> [Exercise task]:
Update the listing from its first line through the line containing "156, 408, 170]", inclusive, replacing "interactable" with "clickable" and leaving all else unchanged. Return only those lines.

> [Element location data]:

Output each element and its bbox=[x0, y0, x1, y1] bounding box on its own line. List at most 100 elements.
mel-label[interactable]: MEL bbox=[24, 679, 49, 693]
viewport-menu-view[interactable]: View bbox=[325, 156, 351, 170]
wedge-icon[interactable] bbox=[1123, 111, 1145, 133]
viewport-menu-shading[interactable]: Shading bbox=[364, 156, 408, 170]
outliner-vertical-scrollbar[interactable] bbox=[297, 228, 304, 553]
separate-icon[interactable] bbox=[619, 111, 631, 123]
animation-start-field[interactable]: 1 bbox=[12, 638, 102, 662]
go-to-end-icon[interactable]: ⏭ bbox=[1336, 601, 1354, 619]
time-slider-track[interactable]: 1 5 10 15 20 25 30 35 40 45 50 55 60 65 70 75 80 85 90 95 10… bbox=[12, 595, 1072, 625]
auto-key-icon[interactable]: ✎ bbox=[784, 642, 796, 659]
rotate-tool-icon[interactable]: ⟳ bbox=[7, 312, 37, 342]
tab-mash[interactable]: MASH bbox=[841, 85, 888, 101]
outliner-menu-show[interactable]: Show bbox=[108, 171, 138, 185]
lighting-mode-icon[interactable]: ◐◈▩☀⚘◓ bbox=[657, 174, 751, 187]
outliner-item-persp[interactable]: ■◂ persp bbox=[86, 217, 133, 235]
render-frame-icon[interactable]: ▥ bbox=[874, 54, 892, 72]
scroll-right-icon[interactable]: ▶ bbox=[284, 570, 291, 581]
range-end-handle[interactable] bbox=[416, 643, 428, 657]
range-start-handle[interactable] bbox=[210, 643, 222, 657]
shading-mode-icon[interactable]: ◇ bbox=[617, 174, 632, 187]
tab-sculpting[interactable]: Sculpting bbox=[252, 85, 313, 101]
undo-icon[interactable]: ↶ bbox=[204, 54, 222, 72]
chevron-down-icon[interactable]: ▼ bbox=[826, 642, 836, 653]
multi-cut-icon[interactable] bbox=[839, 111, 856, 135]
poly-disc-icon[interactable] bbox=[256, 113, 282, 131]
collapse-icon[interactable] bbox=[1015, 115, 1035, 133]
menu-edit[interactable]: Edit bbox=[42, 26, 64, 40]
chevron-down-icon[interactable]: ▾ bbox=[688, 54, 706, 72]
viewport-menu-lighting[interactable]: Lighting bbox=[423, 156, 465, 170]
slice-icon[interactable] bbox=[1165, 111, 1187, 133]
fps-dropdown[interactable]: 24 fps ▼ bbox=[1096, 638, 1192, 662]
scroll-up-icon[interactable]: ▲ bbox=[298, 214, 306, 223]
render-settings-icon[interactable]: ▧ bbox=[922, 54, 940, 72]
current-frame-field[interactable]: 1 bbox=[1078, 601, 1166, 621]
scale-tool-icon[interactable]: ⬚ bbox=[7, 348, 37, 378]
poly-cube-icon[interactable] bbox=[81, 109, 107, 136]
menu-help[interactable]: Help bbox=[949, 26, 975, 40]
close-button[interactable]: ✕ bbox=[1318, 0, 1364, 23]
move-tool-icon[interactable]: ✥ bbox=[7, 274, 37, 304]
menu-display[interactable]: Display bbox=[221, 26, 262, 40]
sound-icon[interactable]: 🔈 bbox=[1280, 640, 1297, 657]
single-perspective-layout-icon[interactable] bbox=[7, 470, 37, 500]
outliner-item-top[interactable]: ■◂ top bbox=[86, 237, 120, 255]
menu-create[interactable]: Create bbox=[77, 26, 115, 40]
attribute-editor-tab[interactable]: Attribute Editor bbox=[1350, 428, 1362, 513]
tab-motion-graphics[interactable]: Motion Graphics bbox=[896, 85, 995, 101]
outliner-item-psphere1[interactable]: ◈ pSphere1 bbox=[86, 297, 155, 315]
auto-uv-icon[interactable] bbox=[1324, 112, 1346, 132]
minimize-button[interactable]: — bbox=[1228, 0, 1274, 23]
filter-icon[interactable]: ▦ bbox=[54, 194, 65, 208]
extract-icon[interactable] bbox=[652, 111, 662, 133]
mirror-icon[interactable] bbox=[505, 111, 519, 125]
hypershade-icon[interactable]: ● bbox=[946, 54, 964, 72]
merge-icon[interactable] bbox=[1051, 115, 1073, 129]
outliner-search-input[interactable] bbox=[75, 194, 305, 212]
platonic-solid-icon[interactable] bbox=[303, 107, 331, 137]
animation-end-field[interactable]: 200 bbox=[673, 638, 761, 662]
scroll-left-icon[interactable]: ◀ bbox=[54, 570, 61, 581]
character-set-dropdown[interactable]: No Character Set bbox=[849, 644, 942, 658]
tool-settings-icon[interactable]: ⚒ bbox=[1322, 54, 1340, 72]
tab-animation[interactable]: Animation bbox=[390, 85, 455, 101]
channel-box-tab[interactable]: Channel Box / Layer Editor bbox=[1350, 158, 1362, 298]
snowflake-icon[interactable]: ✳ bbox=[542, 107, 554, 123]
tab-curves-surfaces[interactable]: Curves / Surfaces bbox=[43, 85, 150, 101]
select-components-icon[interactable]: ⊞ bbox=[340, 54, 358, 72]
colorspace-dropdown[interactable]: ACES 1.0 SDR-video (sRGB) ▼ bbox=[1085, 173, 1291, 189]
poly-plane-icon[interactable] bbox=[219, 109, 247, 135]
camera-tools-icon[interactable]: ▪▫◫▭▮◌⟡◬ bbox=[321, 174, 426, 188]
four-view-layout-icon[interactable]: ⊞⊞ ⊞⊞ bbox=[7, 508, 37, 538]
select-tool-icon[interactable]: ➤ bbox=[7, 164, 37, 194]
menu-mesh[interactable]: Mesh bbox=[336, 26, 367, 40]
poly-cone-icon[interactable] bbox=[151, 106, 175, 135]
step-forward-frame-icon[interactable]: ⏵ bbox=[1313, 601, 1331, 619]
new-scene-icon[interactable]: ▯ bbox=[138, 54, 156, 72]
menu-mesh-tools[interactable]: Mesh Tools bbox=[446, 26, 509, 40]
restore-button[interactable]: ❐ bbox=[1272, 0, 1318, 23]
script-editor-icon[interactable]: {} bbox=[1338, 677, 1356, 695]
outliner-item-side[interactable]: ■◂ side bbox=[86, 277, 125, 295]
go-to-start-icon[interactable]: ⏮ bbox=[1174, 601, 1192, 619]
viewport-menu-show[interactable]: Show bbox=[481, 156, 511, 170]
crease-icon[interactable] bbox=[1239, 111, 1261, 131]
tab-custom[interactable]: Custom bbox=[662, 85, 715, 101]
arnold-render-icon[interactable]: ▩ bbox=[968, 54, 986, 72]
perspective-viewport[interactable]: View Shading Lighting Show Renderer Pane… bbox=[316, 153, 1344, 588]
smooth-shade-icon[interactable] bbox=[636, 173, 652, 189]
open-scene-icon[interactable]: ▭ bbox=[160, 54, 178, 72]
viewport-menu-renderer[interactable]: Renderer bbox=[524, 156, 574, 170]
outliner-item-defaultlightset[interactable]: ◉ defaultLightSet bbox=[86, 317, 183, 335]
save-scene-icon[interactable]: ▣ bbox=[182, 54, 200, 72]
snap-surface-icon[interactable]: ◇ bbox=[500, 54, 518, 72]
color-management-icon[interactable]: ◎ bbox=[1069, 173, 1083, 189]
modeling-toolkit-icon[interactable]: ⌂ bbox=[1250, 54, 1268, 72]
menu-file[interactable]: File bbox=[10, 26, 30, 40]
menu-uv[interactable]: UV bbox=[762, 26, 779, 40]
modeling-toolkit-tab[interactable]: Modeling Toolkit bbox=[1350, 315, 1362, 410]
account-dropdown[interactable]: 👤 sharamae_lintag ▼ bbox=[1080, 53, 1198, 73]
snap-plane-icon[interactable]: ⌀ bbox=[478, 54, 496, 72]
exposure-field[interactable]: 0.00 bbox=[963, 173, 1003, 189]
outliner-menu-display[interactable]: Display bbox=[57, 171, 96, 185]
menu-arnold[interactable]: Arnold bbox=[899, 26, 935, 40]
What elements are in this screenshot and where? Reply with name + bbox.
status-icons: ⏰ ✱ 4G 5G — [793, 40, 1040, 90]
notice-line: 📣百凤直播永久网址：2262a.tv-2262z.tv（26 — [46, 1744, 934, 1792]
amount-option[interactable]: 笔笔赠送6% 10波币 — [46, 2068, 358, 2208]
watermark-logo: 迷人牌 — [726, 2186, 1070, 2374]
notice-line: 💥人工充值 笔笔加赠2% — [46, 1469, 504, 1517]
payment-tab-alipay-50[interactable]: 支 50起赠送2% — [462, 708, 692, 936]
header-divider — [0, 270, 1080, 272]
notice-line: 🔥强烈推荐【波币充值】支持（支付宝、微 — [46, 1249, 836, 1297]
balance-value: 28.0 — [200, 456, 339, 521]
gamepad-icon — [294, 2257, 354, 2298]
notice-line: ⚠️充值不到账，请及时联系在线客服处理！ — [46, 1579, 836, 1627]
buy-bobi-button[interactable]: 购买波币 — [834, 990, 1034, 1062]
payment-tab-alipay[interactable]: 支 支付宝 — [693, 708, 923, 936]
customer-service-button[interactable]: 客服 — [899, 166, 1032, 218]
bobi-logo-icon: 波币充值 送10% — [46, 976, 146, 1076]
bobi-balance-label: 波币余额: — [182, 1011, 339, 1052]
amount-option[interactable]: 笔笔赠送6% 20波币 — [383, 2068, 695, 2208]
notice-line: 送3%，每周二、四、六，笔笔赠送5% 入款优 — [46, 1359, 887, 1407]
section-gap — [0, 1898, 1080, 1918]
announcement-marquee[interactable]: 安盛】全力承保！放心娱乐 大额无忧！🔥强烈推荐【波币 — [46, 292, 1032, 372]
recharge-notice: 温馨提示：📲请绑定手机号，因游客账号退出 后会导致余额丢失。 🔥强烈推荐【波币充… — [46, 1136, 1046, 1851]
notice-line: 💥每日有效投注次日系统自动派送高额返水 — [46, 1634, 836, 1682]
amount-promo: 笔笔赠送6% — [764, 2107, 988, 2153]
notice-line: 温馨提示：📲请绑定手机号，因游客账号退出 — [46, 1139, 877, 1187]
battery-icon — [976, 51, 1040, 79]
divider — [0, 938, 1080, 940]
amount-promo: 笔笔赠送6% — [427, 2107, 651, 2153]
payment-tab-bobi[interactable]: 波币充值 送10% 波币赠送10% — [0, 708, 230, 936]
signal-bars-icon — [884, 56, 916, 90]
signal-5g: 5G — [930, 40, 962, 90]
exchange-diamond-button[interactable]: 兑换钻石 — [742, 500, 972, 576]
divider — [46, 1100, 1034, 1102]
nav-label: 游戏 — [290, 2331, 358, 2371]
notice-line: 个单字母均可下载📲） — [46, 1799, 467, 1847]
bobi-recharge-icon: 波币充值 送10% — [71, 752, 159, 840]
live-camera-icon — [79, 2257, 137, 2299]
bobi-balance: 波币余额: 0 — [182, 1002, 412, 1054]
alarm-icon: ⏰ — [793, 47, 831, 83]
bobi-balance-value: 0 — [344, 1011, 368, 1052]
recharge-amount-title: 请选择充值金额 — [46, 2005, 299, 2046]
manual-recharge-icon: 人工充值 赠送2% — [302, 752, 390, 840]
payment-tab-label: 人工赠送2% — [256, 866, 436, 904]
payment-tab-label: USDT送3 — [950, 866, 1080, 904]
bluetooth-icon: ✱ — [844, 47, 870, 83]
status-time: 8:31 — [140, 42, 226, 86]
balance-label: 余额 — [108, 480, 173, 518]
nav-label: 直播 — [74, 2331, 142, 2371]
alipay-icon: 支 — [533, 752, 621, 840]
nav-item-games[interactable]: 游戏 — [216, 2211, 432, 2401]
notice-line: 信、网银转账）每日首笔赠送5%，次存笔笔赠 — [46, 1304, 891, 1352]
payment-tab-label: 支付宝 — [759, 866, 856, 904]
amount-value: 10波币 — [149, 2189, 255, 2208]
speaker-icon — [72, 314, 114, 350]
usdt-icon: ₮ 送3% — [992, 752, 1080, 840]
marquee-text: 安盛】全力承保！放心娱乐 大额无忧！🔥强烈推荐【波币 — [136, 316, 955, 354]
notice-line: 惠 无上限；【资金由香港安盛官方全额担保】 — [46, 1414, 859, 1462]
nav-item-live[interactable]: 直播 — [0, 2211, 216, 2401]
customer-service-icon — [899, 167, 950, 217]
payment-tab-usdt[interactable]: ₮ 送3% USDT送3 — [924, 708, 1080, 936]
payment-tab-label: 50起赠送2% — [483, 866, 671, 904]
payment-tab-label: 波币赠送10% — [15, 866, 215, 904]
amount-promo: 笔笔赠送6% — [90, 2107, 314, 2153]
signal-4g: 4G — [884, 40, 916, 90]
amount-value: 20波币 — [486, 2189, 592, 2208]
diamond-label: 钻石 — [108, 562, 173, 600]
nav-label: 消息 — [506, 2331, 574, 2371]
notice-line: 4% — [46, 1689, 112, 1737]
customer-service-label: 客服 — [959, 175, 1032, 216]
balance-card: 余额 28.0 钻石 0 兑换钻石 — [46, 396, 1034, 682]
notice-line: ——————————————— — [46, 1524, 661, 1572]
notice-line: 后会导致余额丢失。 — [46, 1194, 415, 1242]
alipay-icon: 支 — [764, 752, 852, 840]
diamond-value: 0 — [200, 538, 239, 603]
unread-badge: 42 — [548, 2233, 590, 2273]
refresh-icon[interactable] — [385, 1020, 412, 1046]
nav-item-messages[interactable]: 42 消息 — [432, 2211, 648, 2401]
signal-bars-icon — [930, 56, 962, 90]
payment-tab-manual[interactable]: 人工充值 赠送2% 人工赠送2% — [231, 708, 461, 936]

> [Written solution]:
Output each element and its bbox=[x0, y0, x1, y1] bounding box on its own line. List at most 100 elements.
mel-label[clickable]: MEL bbox=[24, 679, 49, 693]
viewport-menu-view[clickable]: View bbox=[325, 156, 351, 170]
wedge-icon[clickable] bbox=[1123, 111, 1145, 133]
viewport-menu-shading[clickable]: Shading bbox=[364, 156, 408, 170]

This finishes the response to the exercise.